[Given task] Pick out and copy every line below that has the word "모집기간".

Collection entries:
________________________

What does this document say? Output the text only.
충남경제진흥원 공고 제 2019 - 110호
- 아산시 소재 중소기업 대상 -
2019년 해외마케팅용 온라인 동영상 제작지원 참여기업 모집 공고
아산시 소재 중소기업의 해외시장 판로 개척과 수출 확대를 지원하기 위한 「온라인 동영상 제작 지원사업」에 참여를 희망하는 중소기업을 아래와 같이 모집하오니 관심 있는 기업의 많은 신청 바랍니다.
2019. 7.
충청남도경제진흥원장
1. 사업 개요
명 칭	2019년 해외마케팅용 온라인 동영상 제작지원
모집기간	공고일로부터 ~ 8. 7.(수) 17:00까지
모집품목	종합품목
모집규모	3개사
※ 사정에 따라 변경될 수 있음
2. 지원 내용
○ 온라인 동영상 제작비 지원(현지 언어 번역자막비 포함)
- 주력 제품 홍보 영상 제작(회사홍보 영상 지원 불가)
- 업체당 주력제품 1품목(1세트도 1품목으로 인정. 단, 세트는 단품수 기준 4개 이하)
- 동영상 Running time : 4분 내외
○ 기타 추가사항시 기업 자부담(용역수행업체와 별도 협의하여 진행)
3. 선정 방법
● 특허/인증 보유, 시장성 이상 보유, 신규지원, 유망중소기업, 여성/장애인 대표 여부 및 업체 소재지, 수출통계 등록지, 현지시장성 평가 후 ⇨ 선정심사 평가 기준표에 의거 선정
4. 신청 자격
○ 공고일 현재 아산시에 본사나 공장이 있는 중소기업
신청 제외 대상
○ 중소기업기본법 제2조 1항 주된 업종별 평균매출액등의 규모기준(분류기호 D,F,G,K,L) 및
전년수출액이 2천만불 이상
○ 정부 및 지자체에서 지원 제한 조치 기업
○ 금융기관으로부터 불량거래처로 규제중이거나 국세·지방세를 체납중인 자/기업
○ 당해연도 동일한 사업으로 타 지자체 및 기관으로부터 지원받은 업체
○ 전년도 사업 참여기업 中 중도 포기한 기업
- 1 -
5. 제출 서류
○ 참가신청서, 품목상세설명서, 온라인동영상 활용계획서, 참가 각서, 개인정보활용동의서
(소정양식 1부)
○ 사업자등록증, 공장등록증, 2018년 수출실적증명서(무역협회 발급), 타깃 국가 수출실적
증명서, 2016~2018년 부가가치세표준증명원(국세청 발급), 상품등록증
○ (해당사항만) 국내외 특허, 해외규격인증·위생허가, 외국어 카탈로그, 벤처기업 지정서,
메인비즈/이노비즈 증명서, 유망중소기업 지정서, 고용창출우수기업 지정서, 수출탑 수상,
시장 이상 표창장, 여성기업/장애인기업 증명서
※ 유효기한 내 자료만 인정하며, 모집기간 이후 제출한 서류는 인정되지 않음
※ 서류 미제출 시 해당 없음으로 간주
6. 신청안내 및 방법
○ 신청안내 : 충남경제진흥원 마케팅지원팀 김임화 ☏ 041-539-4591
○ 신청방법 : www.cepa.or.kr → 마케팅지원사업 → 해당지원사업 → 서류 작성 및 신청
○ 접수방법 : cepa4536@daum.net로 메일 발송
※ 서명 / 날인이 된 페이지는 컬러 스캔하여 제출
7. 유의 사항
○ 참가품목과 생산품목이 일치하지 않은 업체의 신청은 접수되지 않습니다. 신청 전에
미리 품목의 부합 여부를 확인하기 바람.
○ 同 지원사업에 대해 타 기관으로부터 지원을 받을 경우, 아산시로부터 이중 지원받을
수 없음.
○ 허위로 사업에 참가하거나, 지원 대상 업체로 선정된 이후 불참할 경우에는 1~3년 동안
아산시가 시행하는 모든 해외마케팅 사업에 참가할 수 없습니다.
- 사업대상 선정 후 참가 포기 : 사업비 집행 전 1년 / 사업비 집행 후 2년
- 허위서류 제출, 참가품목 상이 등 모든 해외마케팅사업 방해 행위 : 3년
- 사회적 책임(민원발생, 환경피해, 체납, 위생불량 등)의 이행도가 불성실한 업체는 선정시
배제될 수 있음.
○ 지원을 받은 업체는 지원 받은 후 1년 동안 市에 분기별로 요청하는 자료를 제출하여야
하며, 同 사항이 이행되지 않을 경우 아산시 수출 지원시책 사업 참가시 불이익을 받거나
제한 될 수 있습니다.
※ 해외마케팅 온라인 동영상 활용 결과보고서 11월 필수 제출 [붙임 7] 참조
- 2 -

________________________

[Exercise response]
모집기간	공고일로부터 ~ 8. 7.(수) 17:00까지
※ 유효기한 내 자료만 인정하며, 모집기간 이후 제출한 서류는 인정되지 않음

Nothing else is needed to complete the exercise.